Gather each line in the entries that includes the string "marker".

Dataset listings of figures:
═══

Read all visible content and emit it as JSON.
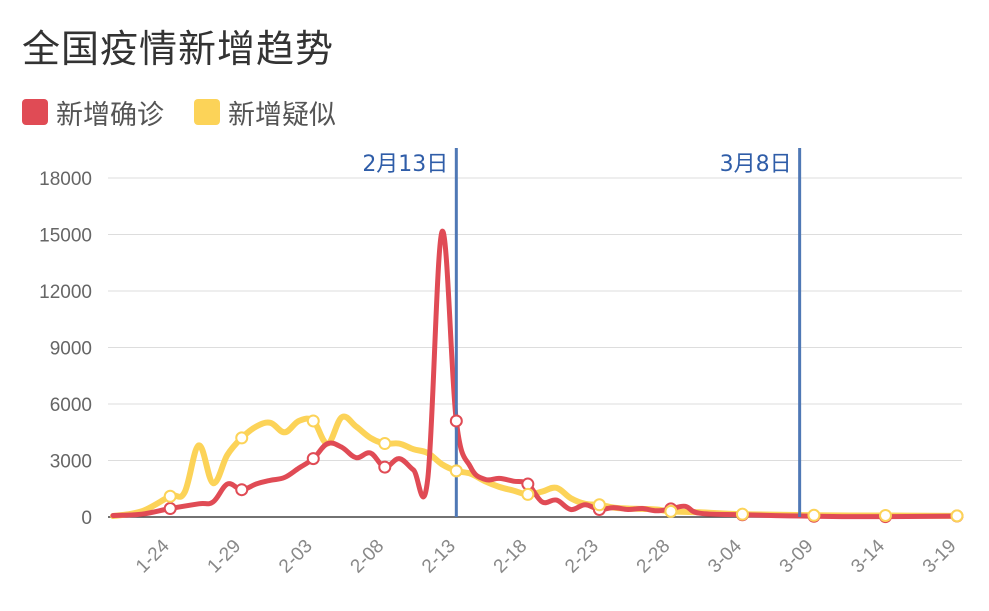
{
  "title": "全国疫情新增趋势",
  "colors": {
    "confirmed": "#e04b55",
    "suspected": "#fcd358",
    "marker": "#4f78b5",
    "grid": "#dddddd",
    "axis": "#444444"
  },
  "chart_data": {
    "type": "line",
    "title": "全国疫情新增趋势",
    "xlabel": "",
    "ylabel": "",
    "x_ticks": [
      "1-24",
      "1-29",
      "2-03",
      "2-08",
      "2-13",
      "2-18",
      "2-23",
      "2-28",
      "3-04",
      "3-09",
      "3-14",
      "3-19"
    ],
    "y_ticks": [
      0,
      3000,
      6000,
      9000,
      12000,
      15000,
      18000
    ],
    "ylim": [
      0,
      18000
    ],
    "x_range": [
      "1-20",
      "3-19"
    ],
    "grid": true,
    "legend_position": "top-left",
    "series": [
      {
        "name": "新增确诊",
        "color": "#e04b55",
        "points": [
          [
            "1-20",
            80
          ],
          [
            "1-22",
            150
          ],
          [
            "1-24",
            450
          ],
          [
            "1-26",
            700
          ],
          [
            "1-27",
            800
          ],
          [
            "1-28",
            1750
          ],
          [
            "1-29",
            1450
          ],
          [
            "1-30",
            1750
          ],
          [
            "1-31",
            1950
          ],
          [
            "2-01",
            2100
          ],
          [
            "2-02",
            2600
          ],
          [
            "2-03",
            3100
          ],
          [
            "2-04",
            3900
          ],
          [
            "2-05",
            3700
          ],
          [
            "2-06",
            3150
          ],
          [
            "2-07",
            3400
          ],
          [
            "2-08",
            2650
          ],
          [
            "2-09",
            3100
          ],
          [
            "2-10",
            2500
          ],
          [
            "2-11",
            2000
          ],
          [
            "2-12",
            15150
          ],
          [
            "2-13",
            5100
          ],
          [
            "2-14",
            2650
          ],
          [
            "2-15",
            2000
          ],
          [
            "2-16",
            2050
          ],
          [
            "2-17",
            1900
          ],
          [
            "2-18",
            1750
          ],
          [
            "2-19",
            800
          ],
          [
            "2-20",
            900
          ],
          [
            "2-21",
            400
          ],
          [
            "2-22",
            650
          ],
          [
            "2-23",
            400
          ],
          [
            "2-24",
            500
          ],
          [
            "2-25",
            400
          ],
          [
            "2-26",
            450
          ],
          [
            "2-27",
            330
          ],
          [
            "2-28",
            430
          ],
          [
            "2-29",
            570
          ],
          [
            "3-01",
            200
          ],
          [
            "3-04",
            120
          ],
          [
            "3-09",
            40
          ],
          [
            "3-14",
            20
          ],
          [
            "3-19",
            50
          ]
        ],
        "labeled_points": [
          "1-24",
          "1-29",
          "2-03",
          "2-08",
          "2-13",
          "2-18",
          "2-23",
          "2-28",
          "3-04",
          "3-09",
          "3-14",
          "3-19"
        ]
      },
      {
        "name": "新增疑似",
        "color": "#fcd358",
        "points": [
          [
            "1-20",
            50
          ],
          [
            "1-22",
            300
          ],
          [
            "1-24",
            1100
          ],
          [
            "1-25",
            1300
          ],
          [
            "1-26",
            3800
          ],
          [
            "1-27",
            1800
          ],
          [
            "1-28",
            3300
          ],
          [
            "1-29",
            4200
          ],
          [
            "1-30",
            4800
          ],
          [
            "1-31",
            5000
          ],
          [
            "2-01",
            4500
          ],
          [
            "2-02",
            5100
          ],
          [
            "2-03",
            5100
          ],
          [
            "2-04",
            3900
          ],
          [
            "2-05",
            5300
          ],
          [
            "2-06",
            4800
          ],
          [
            "2-07",
            4200
          ],
          [
            "2-08",
            3900
          ],
          [
            "2-09",
            3900
          ],
          [
            "2-10",
            3600
          ],
          [
            "2-11",
            3400
          ],
          [
            "2-12",
            2800
          ],
          [
            "2-13",
            2450
          ],
          [
            "2-14",
            2300
          ],
          [
            "2-15",
            1900
          ],
          [
            "2-16",
            1600
          ],
          [
            "2-17",
            1400
          ],
          [
            "2-18",
            1200
          ],
          [
            "2-19",
            1350
          ],
          [
            "2-20",
            1550
          ],
          [
            "2-21",
            1000
          ],
          [
            "2-22",
            700
          ],
          [
            "2-23",
            650
          ],
          [
            "2-24",
            500
          ],
          [
            "2-25",
            450
          ],
          [
            "2-26",
            430
          ],
          [
            "2-27",
            400
          ],
          [
            "2-28",
            300
          ],
          [
            "3-01",
            250
          ],
          [
            "3-04",
            150
          ],
          [
            "3-09",
            90
          ],
          [
            "3-14",
            80
          ],
          [
            "3-19",
            60
          ]
        ],
        "labeled_points": [
          "1-24",
          "1-29",
          "2-03",
          "2-08",
          "2-13",
          "2-18",
          "2-23",
          "2-28",
          "3-04",
          "3-09",
          "3-14",
          "3-19"
        ]
      }
    ],
    "annotations": [
      {
        "label": "2月13日",
        "x": "2-13"
      },
      {
        "label": "3月8日",
        "x": "3-08"
      }
    ]
  }
}
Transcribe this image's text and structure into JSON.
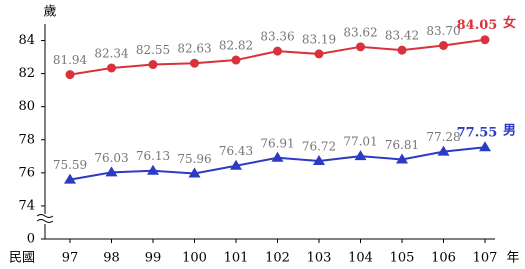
{
  "chart_data": {
    "type": "line",
    "ylabel": "歲",
    "xlabel_left": "民國",
    "xlabel_right": "年",
    "categories": [
      "97",
      "98",
      "99",
      "100",
      "101",
      "102",
      "103",
      "104",
      "105",
      "106",
      "107"
    ],
    "series": [
      {
        "name": "女",
        "color": "#d8323c",
        "marker": "circle",
        "values": [
          81.94,
          82.34,
          82.55,
          82.63,
          82.82,
          83.36,
          83.19,
          83.62,
          83.42,
          83.7,
          84.05
        ],
        "value_labels": [
          "81.94",
          "82.34",
          "82.55",
          "82.63",
          "82.82",
          "83.36",
          "83.19",
          "83.62",
          "83.42",
          "83.70",
          "84.05"
        ]
      },
      {
        "name": "男",
        "color": "#2b3bc4",
        "marker": "triangle",
        "values": [
          75.59,
          76.03,
          76.13,
          75.96,
          76.43,
          76.91,
          76.72,
          77.01,
          76.81,
          77.28,
          77.55
        ],
        "value_labels": [
          "75.59",
          "76.03",
          "76.13",
          "75.96",
          "76.43",
          "76.91",
          "76.72",
          "77.01",
          "76.81",
          "77.28",
          "77.55"
        ]
      }
    ],
    "ylim": [
      72,
      85
    ],
    "yticks": [
      0,
      74,
      76,
      78,
      80,
      82,
      84
    ],
    "axis_break": true,
    "grid": false
  }
}
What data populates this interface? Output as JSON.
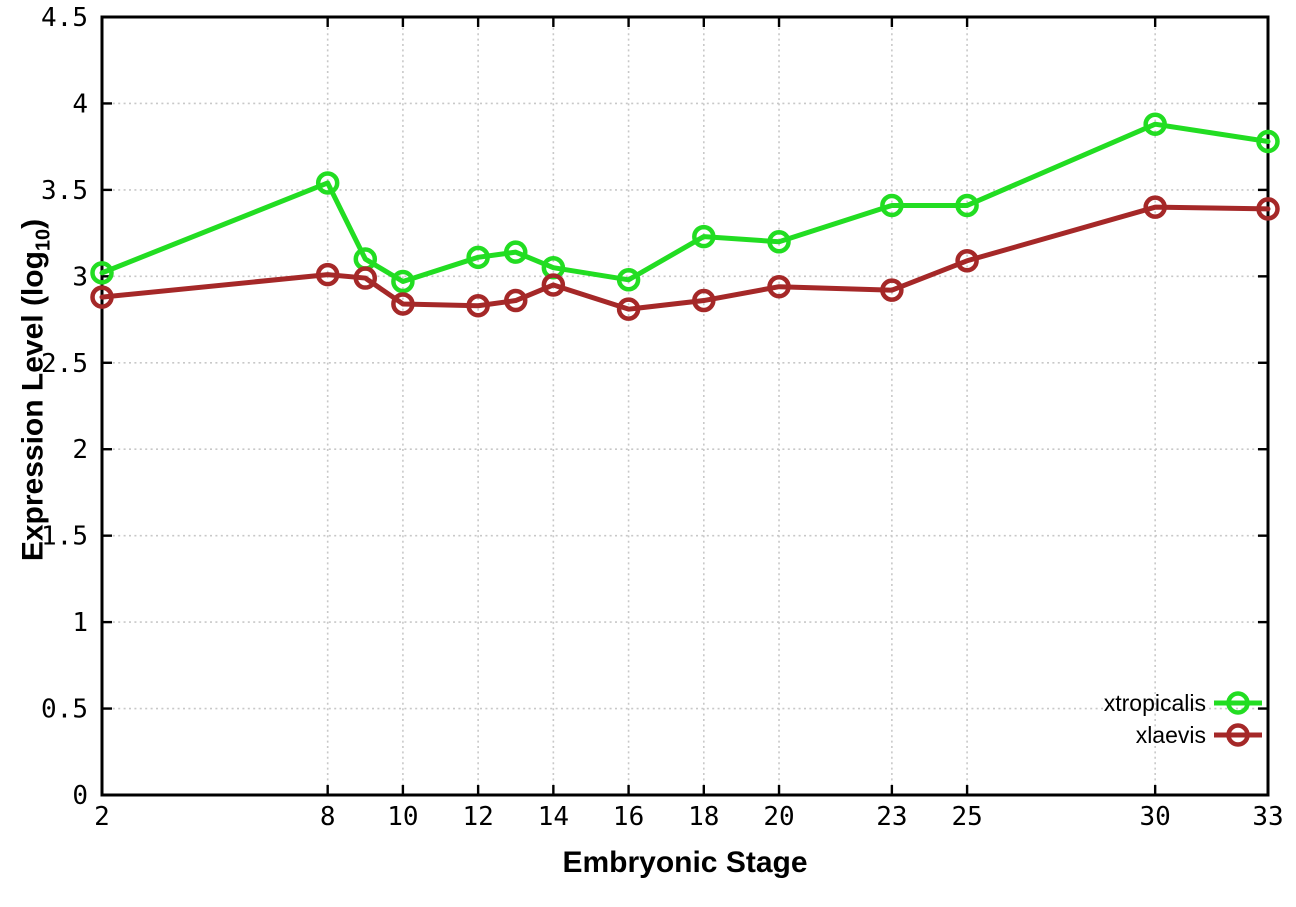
{
  "figure": {
    "xlabel": "Embryonic Stage",
    "ylabel_prefix": "Expression Level (log",
    "ylabel_sub": "10",
    "ylabel_suffix": ")"
  },
  "colors": {
    "xtropicalis": "#22dd22",
    "xlaevis": "#a52828",
    "grid": "#c8c8c8",
    "axis": "#000000"
  },
  "chart_data": {
    "type": "line",
    "title": "",
    "xlabel": "Embryonic Stage",
    "ylabel": "Expression Level (log10)",
    "x": [
      2,
      8,
      9,
      10,
      12,
      13,
      14,
      16,
      18,
      20,
      23,
      25,
      30,
      33
    ],
    "series": [
      {
        "name": "xtropicalis",
        "color": "#22dd22",
        "values": [
          3.02,
          3.54,
          3.1,
          2.97,
          3.11,
          3.14,
          3.05,
          2.98,
          3.23,
          3.2,
          3.41,
          3.41,
          3.88,
          3.78
        ]
      },
      {
        "name": "xlaevis",
        "color": "#a52828",
        "values": [
          2.88,
          3.01,
          2.99,
          2.84,
          2.83,
          2.86,
          2.95,
          2.81,
          2.86,
          2.94,
          2.92,
          3.09,
          3.4,
          3.39
        ]
      }
    ],
    "xticks": [
      2,
      8,
      10,
      12,
      14,
      16,
      18,
      20,
      23,
      25,
      30,
      33
    ],
    "yticks": [
      0,
      0.5,
      1,
      1.5,
      2,
      2.5,
      3,
      3.5,
      4,
      4.5
    ],
    "xlim": [
      2,
      33
    ],
    "ylim": [
      0,
      4.5
    ],
    "grid": true,
    "legend_position": "bottom-right",
    "legend": [
      "xtropicalis",
      "xlaevis"
    ]
  }
}
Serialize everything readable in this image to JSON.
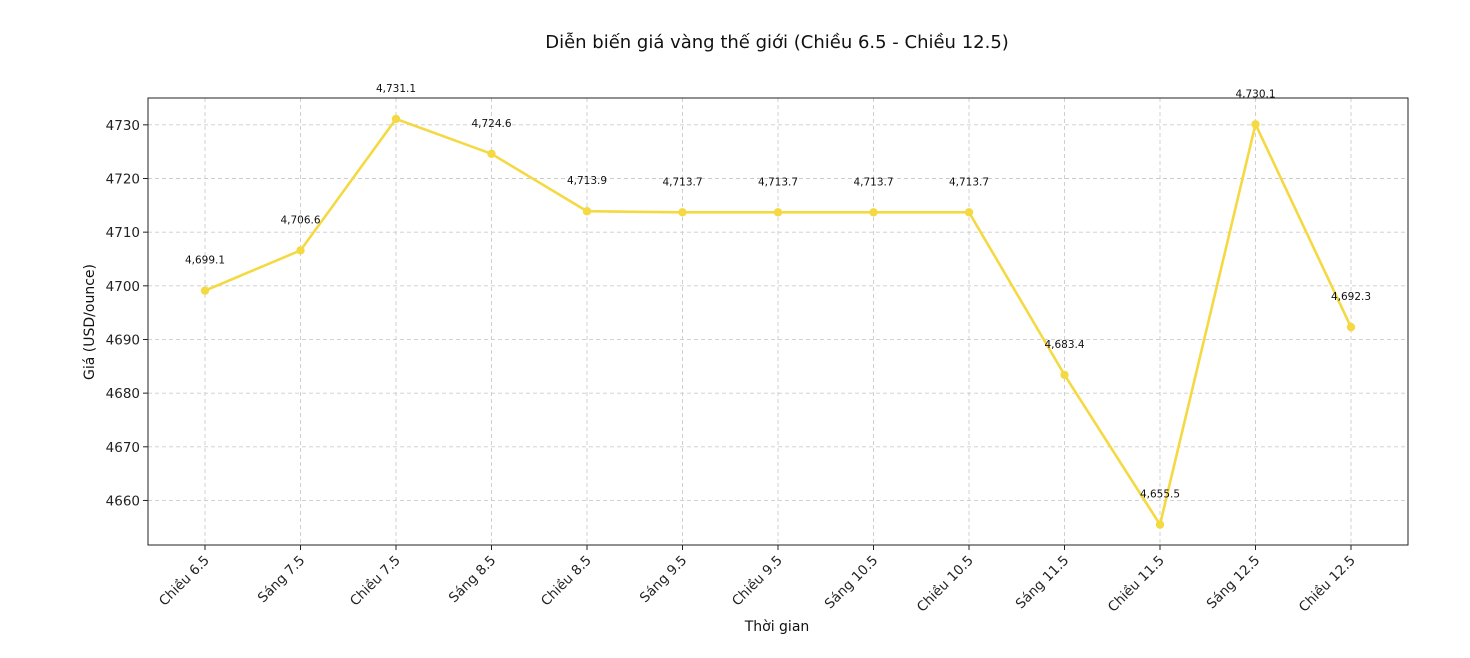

═══

*The response*
    "marker": "#4f78b5",
        "marker": "circle",
        "marker": "triangle",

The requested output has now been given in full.